* **Written task**
Only lines with the string "Year" matter here; gather them from the material below.

* **Entries from a dataset**
--------------------------------------------------
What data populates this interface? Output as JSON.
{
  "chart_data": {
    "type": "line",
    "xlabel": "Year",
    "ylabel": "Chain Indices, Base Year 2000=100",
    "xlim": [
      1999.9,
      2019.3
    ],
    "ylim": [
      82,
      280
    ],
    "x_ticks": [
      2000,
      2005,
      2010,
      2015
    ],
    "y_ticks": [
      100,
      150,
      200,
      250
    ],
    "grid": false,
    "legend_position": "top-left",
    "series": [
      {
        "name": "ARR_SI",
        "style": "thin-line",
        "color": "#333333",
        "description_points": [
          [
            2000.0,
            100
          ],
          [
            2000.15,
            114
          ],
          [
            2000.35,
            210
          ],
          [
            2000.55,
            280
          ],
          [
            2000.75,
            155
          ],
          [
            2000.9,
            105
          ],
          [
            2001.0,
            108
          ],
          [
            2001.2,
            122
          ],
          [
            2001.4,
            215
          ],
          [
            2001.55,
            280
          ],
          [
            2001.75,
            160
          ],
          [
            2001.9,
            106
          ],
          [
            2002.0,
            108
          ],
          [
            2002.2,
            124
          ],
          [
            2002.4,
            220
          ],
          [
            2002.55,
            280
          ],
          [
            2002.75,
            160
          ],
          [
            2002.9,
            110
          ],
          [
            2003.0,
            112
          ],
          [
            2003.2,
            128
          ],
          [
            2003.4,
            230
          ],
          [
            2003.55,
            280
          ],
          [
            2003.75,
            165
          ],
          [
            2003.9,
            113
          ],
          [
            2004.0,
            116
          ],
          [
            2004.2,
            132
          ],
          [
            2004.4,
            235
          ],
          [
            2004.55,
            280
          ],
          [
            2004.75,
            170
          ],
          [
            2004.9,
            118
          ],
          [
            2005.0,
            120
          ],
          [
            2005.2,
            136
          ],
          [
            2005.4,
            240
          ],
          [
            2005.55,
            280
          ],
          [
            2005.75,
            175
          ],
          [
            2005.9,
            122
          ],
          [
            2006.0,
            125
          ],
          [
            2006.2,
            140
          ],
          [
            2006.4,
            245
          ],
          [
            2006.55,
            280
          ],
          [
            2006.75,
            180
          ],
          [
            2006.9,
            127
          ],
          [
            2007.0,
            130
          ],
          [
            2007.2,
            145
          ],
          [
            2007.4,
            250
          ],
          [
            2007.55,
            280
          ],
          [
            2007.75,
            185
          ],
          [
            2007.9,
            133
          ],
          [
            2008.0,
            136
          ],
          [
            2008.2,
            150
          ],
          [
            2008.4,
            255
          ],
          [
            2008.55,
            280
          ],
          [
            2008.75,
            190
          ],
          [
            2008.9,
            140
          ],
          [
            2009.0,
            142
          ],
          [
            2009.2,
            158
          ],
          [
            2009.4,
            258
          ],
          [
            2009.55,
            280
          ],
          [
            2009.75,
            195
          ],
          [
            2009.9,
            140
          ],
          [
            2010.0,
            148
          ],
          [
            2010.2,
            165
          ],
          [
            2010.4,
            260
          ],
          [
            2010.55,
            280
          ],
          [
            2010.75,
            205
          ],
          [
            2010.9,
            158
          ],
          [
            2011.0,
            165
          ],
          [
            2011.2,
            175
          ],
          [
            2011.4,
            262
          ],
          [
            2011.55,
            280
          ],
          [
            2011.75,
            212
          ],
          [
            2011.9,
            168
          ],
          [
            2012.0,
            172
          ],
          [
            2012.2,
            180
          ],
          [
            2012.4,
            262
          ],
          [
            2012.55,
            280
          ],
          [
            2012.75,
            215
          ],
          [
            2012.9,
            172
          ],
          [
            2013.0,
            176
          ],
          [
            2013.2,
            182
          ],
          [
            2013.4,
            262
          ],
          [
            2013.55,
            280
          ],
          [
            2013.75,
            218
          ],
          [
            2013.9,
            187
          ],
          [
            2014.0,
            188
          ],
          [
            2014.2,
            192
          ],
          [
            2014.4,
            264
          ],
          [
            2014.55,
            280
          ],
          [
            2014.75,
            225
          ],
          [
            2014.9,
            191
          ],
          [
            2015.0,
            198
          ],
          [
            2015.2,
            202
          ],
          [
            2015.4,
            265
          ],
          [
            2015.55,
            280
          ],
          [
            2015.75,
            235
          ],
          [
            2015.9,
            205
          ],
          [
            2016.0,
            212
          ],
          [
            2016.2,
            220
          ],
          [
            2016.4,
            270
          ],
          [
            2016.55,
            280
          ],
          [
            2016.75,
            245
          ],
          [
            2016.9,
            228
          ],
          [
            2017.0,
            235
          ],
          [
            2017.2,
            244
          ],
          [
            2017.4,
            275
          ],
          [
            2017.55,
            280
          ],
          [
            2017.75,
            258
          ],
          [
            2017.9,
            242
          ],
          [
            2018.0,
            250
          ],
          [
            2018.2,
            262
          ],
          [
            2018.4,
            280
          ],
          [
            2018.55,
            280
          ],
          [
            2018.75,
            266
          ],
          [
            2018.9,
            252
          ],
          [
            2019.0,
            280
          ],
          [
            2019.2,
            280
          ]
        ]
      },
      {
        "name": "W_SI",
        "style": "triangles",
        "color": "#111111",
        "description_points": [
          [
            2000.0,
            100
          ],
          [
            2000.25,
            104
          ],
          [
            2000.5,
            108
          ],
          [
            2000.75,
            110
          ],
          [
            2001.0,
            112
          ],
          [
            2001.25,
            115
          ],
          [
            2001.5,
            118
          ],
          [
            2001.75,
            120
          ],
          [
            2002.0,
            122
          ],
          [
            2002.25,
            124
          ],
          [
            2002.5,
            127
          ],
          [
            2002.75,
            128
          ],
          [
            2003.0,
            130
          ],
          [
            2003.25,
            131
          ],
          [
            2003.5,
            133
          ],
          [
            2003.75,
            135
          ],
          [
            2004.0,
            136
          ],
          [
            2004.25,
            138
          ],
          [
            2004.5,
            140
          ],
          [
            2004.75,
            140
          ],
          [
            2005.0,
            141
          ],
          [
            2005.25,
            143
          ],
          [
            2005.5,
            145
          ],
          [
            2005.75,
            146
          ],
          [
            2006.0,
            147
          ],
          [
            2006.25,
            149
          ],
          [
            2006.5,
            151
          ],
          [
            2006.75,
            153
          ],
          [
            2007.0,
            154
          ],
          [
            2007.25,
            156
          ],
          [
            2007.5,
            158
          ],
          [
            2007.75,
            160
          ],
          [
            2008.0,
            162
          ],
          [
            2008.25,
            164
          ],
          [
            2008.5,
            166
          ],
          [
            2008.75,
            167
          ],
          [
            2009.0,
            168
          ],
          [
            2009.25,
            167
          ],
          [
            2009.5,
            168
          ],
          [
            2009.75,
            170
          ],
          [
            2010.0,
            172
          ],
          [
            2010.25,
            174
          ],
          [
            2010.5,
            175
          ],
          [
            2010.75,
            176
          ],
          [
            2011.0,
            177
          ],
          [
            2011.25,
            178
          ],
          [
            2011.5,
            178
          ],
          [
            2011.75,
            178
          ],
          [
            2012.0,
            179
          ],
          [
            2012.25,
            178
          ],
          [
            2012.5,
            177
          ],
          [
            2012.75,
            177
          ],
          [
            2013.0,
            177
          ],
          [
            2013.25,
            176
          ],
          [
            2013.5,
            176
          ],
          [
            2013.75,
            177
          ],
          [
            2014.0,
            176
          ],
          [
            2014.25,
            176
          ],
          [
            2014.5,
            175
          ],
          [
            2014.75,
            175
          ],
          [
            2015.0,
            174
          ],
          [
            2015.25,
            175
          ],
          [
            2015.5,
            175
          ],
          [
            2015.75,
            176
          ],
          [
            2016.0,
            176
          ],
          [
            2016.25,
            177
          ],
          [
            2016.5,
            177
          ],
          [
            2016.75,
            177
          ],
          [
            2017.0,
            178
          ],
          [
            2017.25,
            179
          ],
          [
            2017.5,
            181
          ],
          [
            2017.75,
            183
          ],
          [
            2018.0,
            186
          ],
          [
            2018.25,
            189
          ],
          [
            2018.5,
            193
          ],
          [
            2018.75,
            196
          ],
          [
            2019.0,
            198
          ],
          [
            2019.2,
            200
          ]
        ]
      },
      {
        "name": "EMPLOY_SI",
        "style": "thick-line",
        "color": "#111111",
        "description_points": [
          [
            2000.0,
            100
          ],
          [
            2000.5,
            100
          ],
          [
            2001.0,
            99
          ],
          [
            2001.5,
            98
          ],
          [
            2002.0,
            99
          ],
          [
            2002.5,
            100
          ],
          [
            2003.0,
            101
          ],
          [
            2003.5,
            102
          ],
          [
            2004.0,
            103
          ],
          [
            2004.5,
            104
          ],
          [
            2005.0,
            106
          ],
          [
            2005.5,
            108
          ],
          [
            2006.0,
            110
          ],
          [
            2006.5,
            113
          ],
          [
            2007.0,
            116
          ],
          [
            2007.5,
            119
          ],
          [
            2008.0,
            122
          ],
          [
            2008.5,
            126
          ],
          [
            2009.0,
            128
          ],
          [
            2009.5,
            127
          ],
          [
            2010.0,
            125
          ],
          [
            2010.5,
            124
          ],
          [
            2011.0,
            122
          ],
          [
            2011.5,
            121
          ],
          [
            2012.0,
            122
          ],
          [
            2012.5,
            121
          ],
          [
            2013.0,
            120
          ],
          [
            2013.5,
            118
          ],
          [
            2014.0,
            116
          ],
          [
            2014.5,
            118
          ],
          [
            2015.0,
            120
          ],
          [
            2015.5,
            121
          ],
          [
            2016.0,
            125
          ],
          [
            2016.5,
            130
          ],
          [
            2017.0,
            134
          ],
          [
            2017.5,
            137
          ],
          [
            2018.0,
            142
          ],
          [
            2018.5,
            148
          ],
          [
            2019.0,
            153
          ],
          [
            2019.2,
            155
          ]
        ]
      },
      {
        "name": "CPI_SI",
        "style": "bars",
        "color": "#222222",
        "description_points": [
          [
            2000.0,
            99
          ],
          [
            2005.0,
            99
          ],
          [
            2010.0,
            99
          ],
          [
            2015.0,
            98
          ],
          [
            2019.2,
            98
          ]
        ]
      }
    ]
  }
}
--------------------------------------------------
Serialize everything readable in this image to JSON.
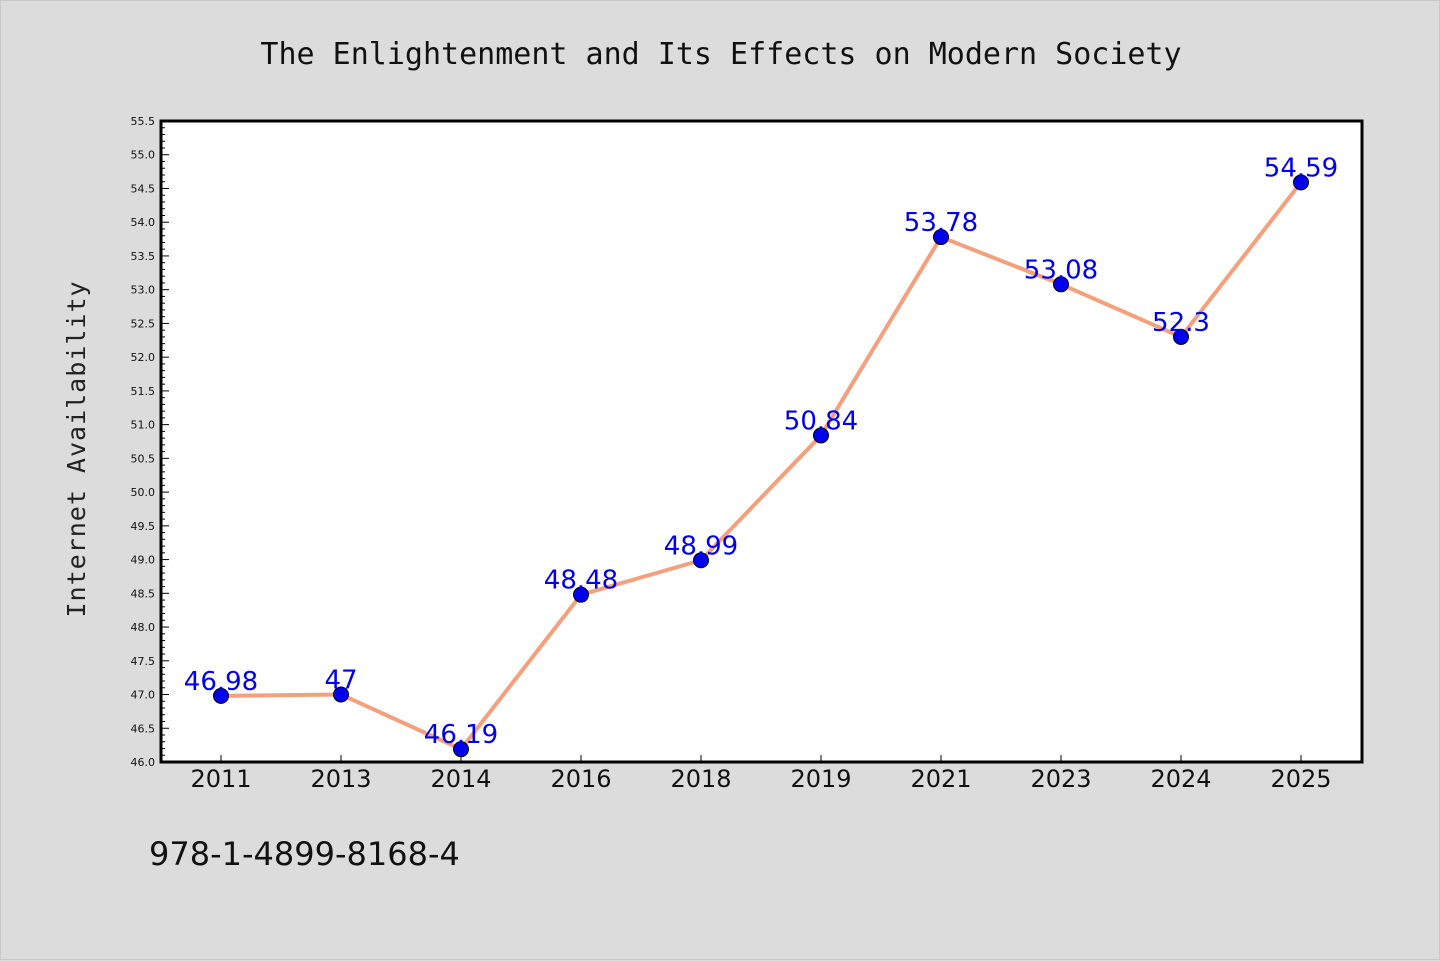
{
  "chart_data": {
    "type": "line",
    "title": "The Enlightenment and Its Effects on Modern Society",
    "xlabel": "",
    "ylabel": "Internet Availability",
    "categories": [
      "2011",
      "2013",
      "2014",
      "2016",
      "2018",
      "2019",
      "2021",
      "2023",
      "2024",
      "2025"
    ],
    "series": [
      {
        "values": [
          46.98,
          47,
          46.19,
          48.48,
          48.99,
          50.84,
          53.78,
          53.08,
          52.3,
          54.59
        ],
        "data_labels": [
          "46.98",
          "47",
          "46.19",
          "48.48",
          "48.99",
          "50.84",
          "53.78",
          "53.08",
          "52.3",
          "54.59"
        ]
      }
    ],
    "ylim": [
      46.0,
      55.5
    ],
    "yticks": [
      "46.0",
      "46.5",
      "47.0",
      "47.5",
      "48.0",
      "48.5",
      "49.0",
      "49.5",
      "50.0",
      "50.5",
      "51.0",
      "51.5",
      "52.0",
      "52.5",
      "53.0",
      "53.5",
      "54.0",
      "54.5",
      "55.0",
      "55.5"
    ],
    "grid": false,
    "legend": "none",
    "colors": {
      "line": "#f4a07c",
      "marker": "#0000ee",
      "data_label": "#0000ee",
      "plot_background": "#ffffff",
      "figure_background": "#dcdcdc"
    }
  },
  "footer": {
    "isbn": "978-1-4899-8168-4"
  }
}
--------------------------------------------------
* **Result for this exercise**
    "xlabel": "Year",
    "ylabel": "Chain Indices, Base Year 2000=100",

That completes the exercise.